**Request:** Copy each line containing the word "bold" from the records that follow, please.

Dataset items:
↓

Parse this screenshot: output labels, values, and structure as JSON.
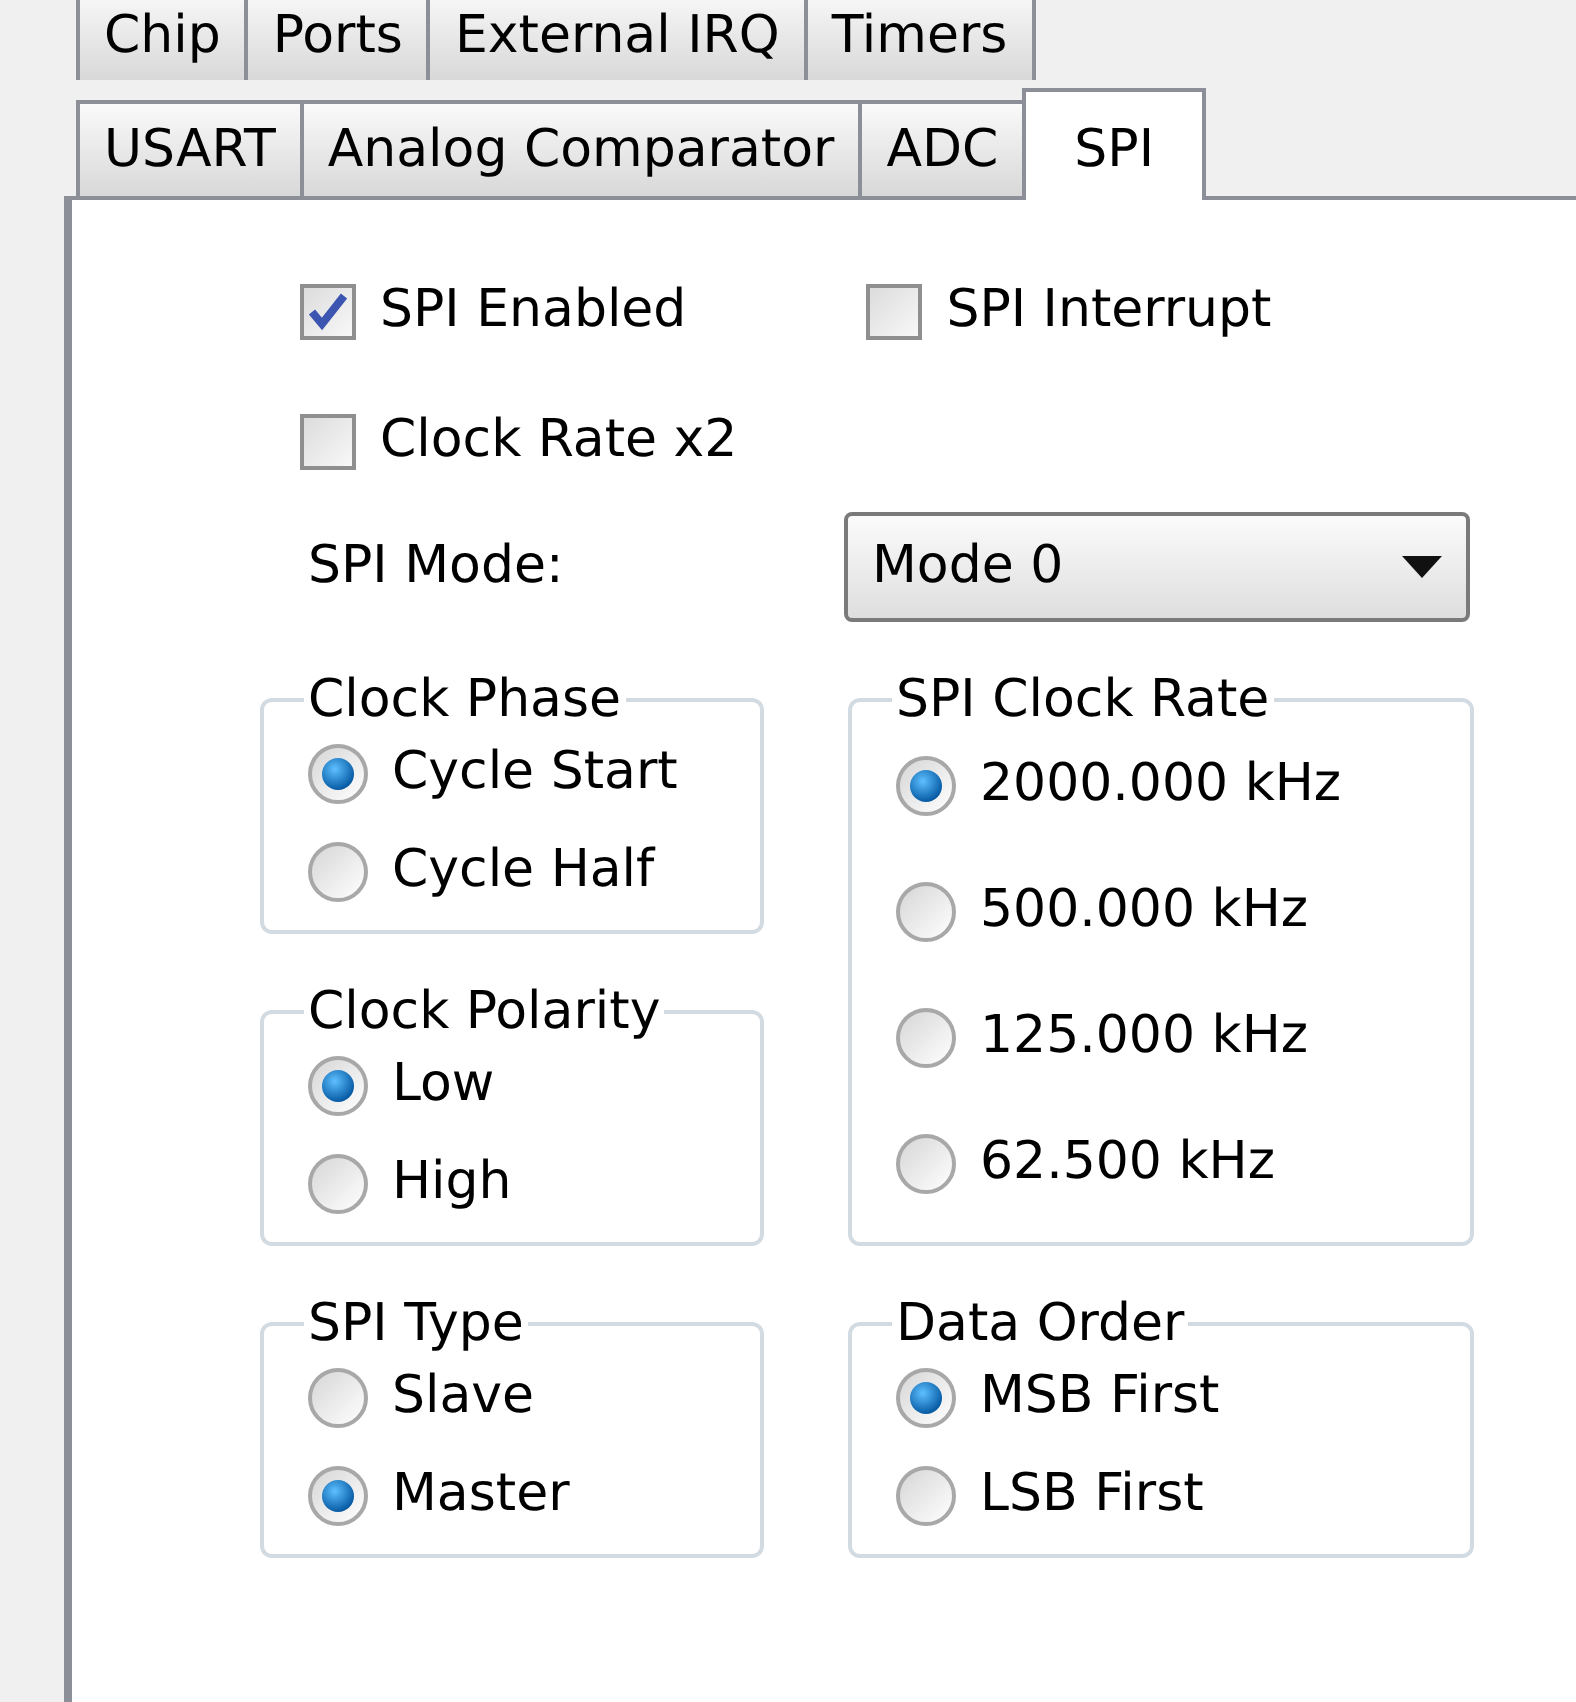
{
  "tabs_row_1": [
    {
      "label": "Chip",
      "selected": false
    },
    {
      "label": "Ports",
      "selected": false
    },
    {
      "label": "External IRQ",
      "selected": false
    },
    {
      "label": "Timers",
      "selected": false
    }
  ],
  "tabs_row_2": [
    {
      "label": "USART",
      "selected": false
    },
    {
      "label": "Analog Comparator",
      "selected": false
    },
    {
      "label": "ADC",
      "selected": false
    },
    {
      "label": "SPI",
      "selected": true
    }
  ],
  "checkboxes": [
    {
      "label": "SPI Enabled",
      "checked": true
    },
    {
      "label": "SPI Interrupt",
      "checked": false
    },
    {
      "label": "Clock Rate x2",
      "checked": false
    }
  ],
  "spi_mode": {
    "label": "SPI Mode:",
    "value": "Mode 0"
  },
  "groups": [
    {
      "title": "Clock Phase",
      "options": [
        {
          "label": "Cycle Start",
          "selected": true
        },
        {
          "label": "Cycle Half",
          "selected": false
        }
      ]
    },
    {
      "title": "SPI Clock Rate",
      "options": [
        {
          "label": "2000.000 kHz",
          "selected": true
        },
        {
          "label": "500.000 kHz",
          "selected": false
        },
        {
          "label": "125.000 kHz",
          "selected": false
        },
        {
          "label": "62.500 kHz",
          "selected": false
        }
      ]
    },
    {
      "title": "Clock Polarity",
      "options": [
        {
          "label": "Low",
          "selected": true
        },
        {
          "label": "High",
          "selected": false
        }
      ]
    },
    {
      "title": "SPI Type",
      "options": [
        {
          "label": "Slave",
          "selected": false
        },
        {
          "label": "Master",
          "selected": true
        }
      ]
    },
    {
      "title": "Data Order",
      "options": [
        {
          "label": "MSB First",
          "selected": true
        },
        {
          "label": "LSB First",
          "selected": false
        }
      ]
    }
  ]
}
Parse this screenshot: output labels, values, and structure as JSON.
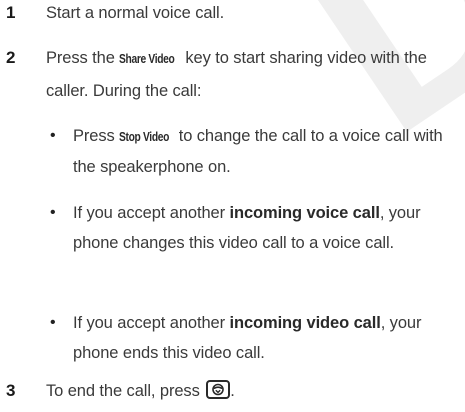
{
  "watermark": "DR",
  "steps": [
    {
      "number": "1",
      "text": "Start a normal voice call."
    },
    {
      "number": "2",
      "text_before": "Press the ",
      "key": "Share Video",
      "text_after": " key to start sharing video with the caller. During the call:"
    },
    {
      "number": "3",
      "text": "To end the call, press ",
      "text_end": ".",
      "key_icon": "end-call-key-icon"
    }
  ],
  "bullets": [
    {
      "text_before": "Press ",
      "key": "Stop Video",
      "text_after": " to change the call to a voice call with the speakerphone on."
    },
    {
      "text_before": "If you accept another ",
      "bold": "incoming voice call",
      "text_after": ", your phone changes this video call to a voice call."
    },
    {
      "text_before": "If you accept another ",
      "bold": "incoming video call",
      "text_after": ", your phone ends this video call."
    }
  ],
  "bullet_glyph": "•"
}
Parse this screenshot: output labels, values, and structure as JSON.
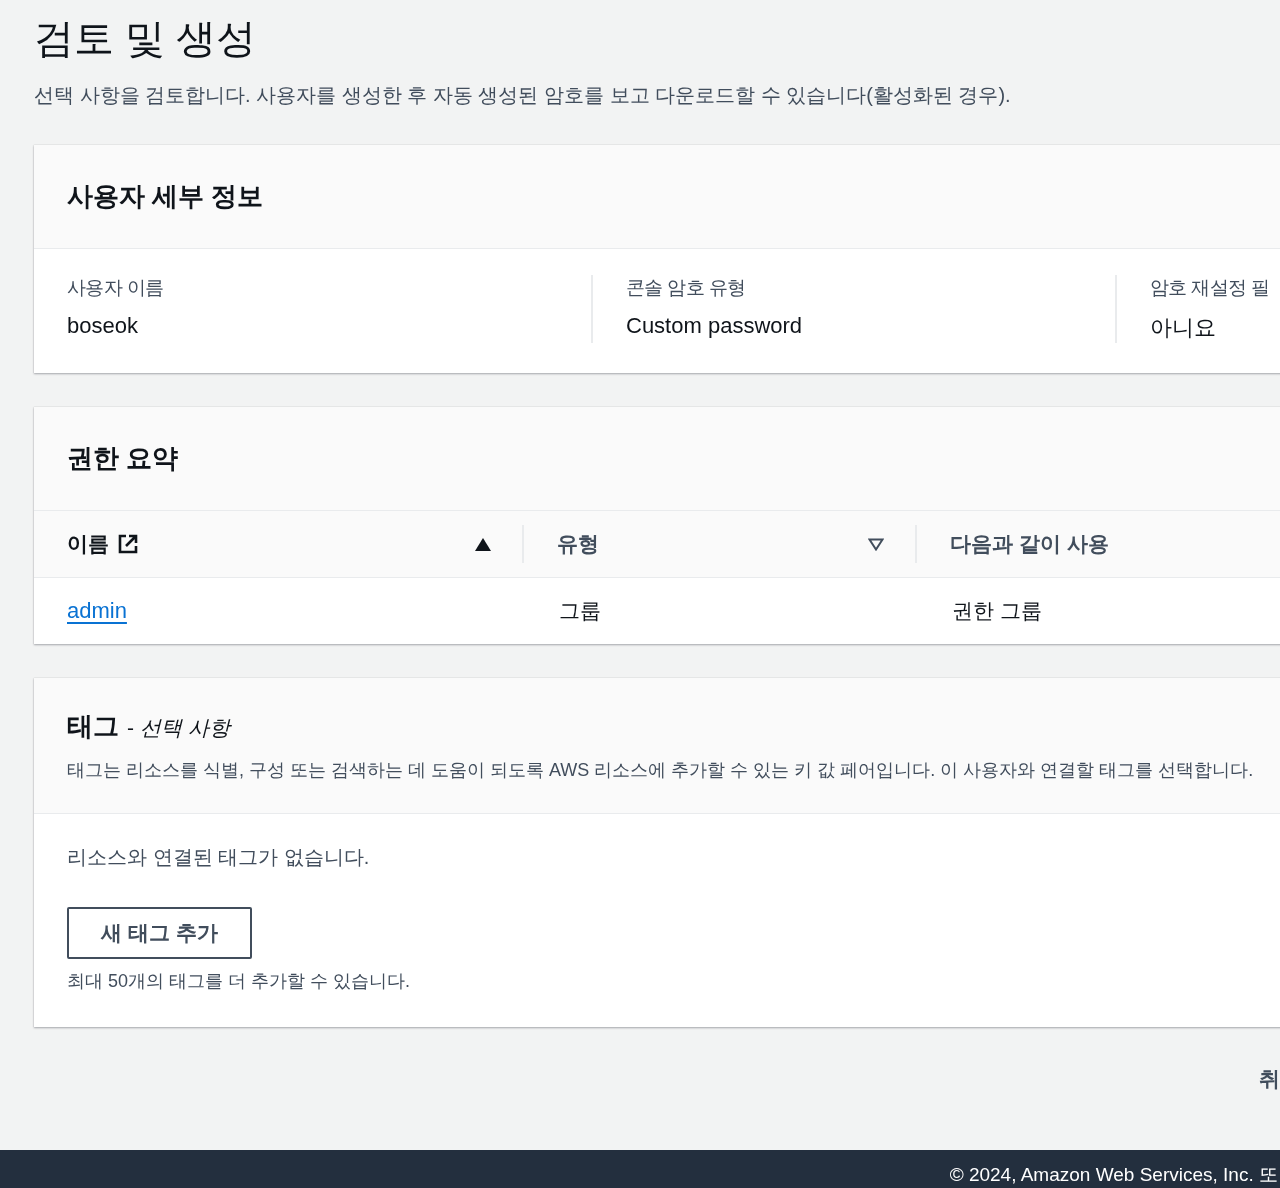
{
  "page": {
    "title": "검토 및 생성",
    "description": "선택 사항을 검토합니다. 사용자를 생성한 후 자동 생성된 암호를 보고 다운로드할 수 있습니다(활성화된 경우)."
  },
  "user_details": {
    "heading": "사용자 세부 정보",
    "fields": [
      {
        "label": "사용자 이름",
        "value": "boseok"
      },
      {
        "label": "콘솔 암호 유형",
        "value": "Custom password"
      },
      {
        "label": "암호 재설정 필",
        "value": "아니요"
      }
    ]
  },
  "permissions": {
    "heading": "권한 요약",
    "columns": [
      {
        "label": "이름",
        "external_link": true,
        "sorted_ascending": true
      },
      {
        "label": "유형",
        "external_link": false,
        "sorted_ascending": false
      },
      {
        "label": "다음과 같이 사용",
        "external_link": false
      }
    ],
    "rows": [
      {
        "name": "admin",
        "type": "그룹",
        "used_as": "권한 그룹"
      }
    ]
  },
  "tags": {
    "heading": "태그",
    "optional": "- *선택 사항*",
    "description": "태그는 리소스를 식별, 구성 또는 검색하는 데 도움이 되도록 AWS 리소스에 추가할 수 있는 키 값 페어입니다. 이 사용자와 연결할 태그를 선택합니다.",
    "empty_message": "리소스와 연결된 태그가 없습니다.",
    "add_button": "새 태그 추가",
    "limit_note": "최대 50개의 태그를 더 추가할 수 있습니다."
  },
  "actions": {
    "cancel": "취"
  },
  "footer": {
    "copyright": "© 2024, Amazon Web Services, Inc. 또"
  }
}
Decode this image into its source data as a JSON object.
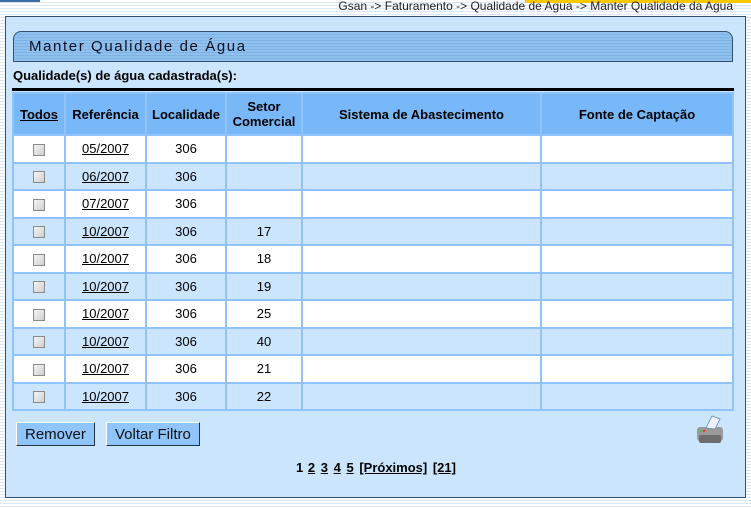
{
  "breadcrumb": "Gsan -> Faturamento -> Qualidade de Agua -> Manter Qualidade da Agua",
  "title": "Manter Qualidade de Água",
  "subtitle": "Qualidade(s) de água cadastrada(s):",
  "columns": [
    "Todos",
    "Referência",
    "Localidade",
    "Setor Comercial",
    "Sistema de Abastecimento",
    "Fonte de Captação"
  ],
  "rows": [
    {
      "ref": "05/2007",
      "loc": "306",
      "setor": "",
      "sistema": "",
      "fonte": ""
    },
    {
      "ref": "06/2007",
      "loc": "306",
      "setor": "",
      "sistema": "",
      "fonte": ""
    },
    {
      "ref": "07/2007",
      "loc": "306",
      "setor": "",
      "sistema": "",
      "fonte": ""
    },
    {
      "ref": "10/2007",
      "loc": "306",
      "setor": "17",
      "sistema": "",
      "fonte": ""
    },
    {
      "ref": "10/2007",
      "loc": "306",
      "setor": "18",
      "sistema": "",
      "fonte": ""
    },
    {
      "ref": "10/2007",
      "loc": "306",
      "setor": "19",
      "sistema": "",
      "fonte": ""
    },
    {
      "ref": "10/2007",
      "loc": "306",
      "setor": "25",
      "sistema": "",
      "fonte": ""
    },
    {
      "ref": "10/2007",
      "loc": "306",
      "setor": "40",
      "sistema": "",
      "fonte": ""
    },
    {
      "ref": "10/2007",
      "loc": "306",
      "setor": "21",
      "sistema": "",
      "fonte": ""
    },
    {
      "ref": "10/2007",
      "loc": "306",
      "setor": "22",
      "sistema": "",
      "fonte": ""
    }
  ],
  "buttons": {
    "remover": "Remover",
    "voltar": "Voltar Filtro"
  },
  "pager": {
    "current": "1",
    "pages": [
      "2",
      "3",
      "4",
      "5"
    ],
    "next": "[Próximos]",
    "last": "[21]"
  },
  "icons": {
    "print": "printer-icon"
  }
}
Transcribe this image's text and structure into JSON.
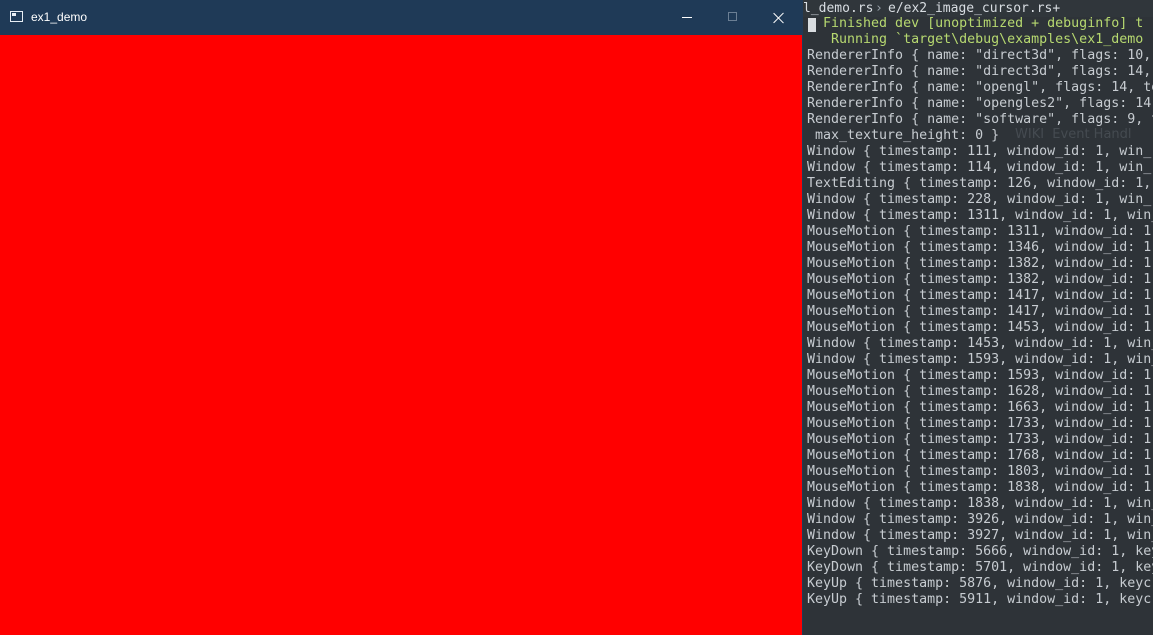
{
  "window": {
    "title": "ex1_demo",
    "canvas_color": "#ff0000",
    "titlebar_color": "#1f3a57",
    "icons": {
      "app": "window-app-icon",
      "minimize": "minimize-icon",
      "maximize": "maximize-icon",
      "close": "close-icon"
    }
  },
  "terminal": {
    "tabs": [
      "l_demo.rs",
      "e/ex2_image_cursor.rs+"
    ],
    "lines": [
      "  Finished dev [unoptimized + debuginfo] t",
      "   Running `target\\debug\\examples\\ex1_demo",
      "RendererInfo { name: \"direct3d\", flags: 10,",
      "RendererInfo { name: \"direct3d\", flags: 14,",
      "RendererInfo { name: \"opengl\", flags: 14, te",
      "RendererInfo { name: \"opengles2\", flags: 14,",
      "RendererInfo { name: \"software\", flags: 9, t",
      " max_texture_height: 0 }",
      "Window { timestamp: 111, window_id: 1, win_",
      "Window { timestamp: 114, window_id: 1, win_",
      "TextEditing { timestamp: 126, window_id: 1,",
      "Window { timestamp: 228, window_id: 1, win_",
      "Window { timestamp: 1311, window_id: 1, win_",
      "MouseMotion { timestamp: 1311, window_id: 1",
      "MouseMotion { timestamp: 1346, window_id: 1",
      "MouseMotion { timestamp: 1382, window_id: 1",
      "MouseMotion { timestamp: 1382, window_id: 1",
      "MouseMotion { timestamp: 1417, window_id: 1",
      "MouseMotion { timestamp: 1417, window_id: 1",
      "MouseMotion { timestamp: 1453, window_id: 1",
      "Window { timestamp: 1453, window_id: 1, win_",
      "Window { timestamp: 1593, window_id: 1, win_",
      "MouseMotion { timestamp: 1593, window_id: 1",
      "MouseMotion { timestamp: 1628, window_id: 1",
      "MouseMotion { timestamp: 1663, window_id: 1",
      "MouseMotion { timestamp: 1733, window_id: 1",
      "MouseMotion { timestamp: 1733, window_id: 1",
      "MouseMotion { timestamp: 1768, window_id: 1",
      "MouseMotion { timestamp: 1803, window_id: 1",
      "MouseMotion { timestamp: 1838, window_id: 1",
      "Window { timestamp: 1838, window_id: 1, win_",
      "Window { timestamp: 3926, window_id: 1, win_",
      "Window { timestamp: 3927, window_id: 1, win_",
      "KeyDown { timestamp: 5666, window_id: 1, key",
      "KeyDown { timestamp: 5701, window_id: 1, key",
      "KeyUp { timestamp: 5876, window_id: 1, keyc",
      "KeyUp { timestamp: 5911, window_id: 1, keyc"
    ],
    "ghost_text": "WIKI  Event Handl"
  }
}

↑

**Solution to the exercise:**
      "bold": "incoming voice call",
      "bold": "incoming video call",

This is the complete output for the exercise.